/---

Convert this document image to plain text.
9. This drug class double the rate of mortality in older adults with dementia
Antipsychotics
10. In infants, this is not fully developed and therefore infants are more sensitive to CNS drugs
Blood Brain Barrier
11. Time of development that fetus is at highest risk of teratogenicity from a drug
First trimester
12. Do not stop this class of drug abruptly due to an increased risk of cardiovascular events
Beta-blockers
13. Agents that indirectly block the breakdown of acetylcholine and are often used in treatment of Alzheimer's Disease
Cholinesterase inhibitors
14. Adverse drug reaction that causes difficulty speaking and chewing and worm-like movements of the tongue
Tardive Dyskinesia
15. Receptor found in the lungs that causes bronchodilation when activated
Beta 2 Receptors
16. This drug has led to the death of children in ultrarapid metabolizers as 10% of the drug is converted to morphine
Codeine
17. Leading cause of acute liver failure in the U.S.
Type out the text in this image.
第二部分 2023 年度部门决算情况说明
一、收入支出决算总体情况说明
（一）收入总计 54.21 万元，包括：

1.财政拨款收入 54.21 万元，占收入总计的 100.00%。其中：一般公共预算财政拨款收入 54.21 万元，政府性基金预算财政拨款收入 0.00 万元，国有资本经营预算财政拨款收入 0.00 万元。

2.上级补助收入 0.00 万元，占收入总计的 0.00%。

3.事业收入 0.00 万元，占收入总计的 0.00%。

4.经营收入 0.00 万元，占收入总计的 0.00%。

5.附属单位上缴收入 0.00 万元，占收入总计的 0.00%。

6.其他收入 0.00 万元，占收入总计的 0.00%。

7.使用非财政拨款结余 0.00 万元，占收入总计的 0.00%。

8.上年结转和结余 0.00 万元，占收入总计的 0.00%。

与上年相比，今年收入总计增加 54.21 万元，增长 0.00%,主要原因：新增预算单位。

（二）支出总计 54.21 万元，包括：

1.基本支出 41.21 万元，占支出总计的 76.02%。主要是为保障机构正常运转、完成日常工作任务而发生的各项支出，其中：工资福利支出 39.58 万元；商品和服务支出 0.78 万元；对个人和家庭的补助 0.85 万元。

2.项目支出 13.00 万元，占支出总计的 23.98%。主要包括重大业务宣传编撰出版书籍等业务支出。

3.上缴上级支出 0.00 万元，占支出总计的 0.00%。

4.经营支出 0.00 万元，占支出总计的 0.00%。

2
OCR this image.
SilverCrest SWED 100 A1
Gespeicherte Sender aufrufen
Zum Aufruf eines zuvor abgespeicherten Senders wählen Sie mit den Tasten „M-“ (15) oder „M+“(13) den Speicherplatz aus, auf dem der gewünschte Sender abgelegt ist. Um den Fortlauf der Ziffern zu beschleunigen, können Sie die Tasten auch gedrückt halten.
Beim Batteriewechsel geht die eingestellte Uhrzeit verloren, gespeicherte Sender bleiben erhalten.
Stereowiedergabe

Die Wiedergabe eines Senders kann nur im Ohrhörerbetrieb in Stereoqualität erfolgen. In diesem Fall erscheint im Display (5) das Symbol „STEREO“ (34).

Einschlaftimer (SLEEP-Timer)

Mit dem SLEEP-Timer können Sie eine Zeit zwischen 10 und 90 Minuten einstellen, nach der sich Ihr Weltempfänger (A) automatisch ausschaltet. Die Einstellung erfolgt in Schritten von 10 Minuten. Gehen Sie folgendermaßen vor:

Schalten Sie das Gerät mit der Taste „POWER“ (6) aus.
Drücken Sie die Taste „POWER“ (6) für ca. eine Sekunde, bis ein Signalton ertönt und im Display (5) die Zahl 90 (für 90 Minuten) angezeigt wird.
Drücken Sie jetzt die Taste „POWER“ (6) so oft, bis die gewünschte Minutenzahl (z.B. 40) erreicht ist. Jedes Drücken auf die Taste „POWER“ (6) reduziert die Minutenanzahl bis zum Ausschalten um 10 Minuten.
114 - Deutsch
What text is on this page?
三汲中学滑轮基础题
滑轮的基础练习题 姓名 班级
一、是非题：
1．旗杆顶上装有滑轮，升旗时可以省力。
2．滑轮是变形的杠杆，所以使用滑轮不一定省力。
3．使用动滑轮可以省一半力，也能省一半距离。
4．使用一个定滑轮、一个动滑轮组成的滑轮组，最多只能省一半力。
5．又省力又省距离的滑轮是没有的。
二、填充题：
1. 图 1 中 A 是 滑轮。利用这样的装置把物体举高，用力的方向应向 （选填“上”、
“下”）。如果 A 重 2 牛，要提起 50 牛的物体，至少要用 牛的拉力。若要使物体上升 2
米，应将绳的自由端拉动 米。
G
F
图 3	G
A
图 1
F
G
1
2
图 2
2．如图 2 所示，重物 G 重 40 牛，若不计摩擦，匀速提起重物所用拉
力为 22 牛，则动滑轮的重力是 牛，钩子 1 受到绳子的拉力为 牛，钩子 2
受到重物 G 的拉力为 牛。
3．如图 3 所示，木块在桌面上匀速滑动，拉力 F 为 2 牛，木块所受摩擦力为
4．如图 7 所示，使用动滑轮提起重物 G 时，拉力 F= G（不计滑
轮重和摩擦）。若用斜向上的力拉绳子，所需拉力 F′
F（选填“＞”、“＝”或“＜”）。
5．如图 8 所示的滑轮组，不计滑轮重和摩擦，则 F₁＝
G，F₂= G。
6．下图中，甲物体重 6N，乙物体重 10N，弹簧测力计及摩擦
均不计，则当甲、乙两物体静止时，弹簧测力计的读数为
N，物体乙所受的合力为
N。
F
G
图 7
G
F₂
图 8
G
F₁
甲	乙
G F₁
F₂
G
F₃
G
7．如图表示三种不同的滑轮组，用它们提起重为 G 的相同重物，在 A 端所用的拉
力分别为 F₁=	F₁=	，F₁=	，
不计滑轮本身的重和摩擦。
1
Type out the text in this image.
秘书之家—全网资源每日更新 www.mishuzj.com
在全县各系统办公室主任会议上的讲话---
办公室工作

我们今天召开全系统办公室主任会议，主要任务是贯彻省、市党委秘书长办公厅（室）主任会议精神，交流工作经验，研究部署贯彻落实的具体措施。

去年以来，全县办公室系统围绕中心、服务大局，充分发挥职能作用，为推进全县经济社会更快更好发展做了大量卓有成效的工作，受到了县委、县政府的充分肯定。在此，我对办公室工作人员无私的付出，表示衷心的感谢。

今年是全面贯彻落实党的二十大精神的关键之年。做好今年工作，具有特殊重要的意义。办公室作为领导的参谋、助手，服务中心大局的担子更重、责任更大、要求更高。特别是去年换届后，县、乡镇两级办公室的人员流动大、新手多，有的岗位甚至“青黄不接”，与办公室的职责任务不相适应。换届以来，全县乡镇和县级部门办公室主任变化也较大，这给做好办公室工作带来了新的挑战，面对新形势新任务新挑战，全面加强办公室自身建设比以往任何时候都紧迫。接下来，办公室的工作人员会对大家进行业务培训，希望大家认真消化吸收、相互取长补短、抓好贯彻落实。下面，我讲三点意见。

\---

| Written problem |
Retype the material in full, character for character.

| Solution |
Convert this document image to plain text.
9. This drug class double the rate of mortality in older adults with dementia
Antipsychotics
10. In infants, this is not fully developed and therefore infants are more sensitive to CNS drugs
Blood Brain Barrier
11. Time of development that fetus is at highest risk of teratogenicity from a drug
First trimester
12. Do not stop this class of drug abruptly due to an increased risk of cardiovascular events
Beta-blockers
13. Agents that indirectly block the breakdown of acetylcholine and are often used in treatment of Alzheimer's Disease
Cholinesterase inhibitors
14. Adverse drug reaction that causes difficulty speaking and chewing and worm-like movements of the tongue
Tardive Dyskinesia
15. Receptor found in the lungs that causes bronchodilation when activated
Beta 2 Receptors
16. This drug has led to the death of children in ultrarapid metabolizers as 10% of the drug is converted to morphine
Codeine
17. Leading cause of acute liver failure in the U.S.
Type out the text in this image.
第二部分 2023 年度部门决算情况说明
一、收入支出决算总体情况说明
（一）收入总计 54.21 万元，包括：

1.财政拨款收入 54.21 万元，占收入总计的 100.00%。其中：一般公共预算财政拨款收入 54.21 万元，政府性基金预算财政拨款收入 0.00 万元，国有资本经营预算财政拨款收入 0.00 万元。

2.上级补助收入 0.00 万元，占收入总计的 0.00%。

3.事业收入 0.00 万元，占收入总计的 0.00%。

4.经营收入 0.00 万元，占收入总计的 0.00%。

5.附属单位上缴收入 0.00 万元，占收入总计的 0.00%。

6.其他收入 0.00 万元，占收入总计的 0.00%。

7.使用非财政拨款结余 0.00 万元，占收入总计的 0.00%。

8.上年结转和结余 0.00 万元，占收入总计的 0.00%。

与上年相比，今年收入总计增加 54.21 万元，增长 0.00%,主要原因：新增预算单位。

（二）支出总计 54.21 万元，包括：

1.基本支出 41.21 万元，占支出总计的 76.02%。主要是为保障机构正常运转、完成日常工作任务而发生的各项支出，其中：工资福利支出 39.58 万元；商品和服务支出 0.78 万元；对个人和家庭的补助 0.85 万元。

2.项目支出 13.00 万元，占支出总计的 23.98%。主要包括重大业务宣传编撰出版书籍等业务支出。

3.上缴上级支出 0.00 万元，占支出总计的 0.00%。

4.经营支出 0.00 万元，占支出总计的 0.00%。

2
OCR this image.
SilverCrest SWED 100 A1
Gespeicherte Sender aufrufen
Zum Aufruf eines zuvor abgespeicherten Senders wählen Sie mit den Tasten „M-“ (15) oder „M+“(13) den Speicherplatz aus, auf dem der gewünschte Sender abgelegt ist. Um den Fortlauf der Ziffern zu beschleunigen, können Sie die Tasten auch gedrückt halten.
Beim Batteriewechsel geht die eingestellte Uhrzeit verloren, gespeicherte Sender bleiben erhalten.
Stereowiedergabe

Die Wiedergabe eines Senders kann nur im Ohrhörerbetrieb in Stereoqualität erfolgen. In diesem Fall erscheint im Display (5) das Symbol „STEREO“ (34).

Einschlaftimer (SLEEP-Timer)

Mit dem SLEEP-Timer können Sie eine Zeit zwischen 10 und 90 Minuten einstellen, nach der sich Ihr Weltempfänger (A) automatisch ausschaltet. Die Einstellung erfolgt in Schritten von 10 Minuten. Gehen Sie folgendermaßen vor:

Schalten Sie das Gerät mit der Taste „POWER“ (6) aus.
Drücken Sie die Taste „POWER“ (6) für ca. eine Sekunde, bis ein Signalton ertönt und im Display (5) die Zahl 90 (für 90 Minuten) angezeigt wird.
Drücken Sie jetzt die Taste „POWER“ (6) so oft, bis die gewünschte Minutenzahl (z.B. 40) erreicht ist. Jedes Drücken auf die Taste „POWER“ (6) reduziert die Minutenanzahl bis zum Ausschalten um 10 Minuten.
114 - Deutsch
What text is on this page?
三汲中学滑轮基础题
滑轮的基础练习题 姓名 班级
一、是非题：
1．旗杆顶上装有滑轮，升旗时可以省力。
2．滑轮是变形的杠杆，所以使用滑轮不一定省力。
3．使用动滑轮可以省一半力，也能省一半距离。
4．使用一个定滑轮、一个动滑轮组成的滑轮组，最多只能省一半力。
5．又省力又省距离的滑轮是没有的。
二、填充题：
1. 图 1 中 A 是 滑轮。利用这样的装置把物体举高，用力的方向应向 （选填“上”、
“下”）。如果 A 重 2 牛，要提起 50 牛的物体，至少要用 牛的拉力。若要使物体上升 2
米，应将绳的自由端拉动 米。
G
F
图 3	G
A
图 1
F
G
1
2
图 2
2．如图 2 所示，重物 G 重 40 牛，若不计摩擦，匀速提起重物所用拉
力为 22 牛，则动滑轮的重力是 牛，钩子 1 受到绳子的拉力为 牛，钩子 2
受到重物 G 的拉力为 牛。
3．如图 3 所示，木块在桌面上匀速滑动，拉力 F 为 2 牛，木块所受摩擦力为
4．如图 7 所示，使用动滑轮提起重物 G 时，拉力 F= G（不计滑
轮重和摩擦）。若用斜向上的力拉绳子，所需拉力 F′
F（选填“＞”、“＝”或“＜”）。
5．如图 8 所示的滑轮组，不计滑轮重和摩擦，则 F₁＝
G，F₂= G。
6．下图中，甲物体重 6N，乙物体重 10N，弹簧测力计及摩擦
均不计，则当甲、乙两物体静止时，弹簧测力计的读数为
N，物体乙所受的合力为
N。
F
G
图 7
G
F₂
图 8
G
F₁
甲	乙
G F₁
F₂
G
F₃
G
7．如图表示三种不同的滑轮组，用它们提起重为 G 的相同重物，在 A 端所用的拉
力分别为 F₁=	F₁=	，F₁=	，
不计滑轮本身的重和摩擦。
1
Type out the text in this image.
秘书之家—全网资源每日更新 www.mishuzj.com
在全县各系统办公室主任会议上的讲话---
办公室工作

我们今天召开全系统办公室主任会议，主要任务是贯彻省、市党委秘书长办公厅（室）主任会议精神，交流工作经验，研究部署贯彻落实的具体措施。

去年以来，全县办公室系统围绕中心、服务大局，充分发挥职能作用，为推进全县经济社会更快更好发展做了大量卓有成效的工作，受到了县委、县政府的充分肯定。在此，我对办公室工作人员无私的付出，表示衷心的感谢。

今年是全面贯彻落实党的二十大精神的关键之年。做好今年工作，具有特殊重要的意义。办公室作为领导的参谋、助手，服务中心大局的担子更重、责任更大、要求更高。特别是去年换届后，县、乡镇两级办公室的人员流动大、新手多，有的岗位甚至“青黄不接”，与办公室的职责任务不相适应。换届以来，全县乡镇和县级部门办公室主任变化也较大，这给做好办公室工作带来了新的挑战，面对新形势新任务新挑战，全面加强办公室自身建设比以往任何时候都紧迫。接下来，办公室的工作人员会对大家进行业务培训，希望大家认真消化吸收、相互取长补短、抓好贯彻落实。下面，我讲三点意见。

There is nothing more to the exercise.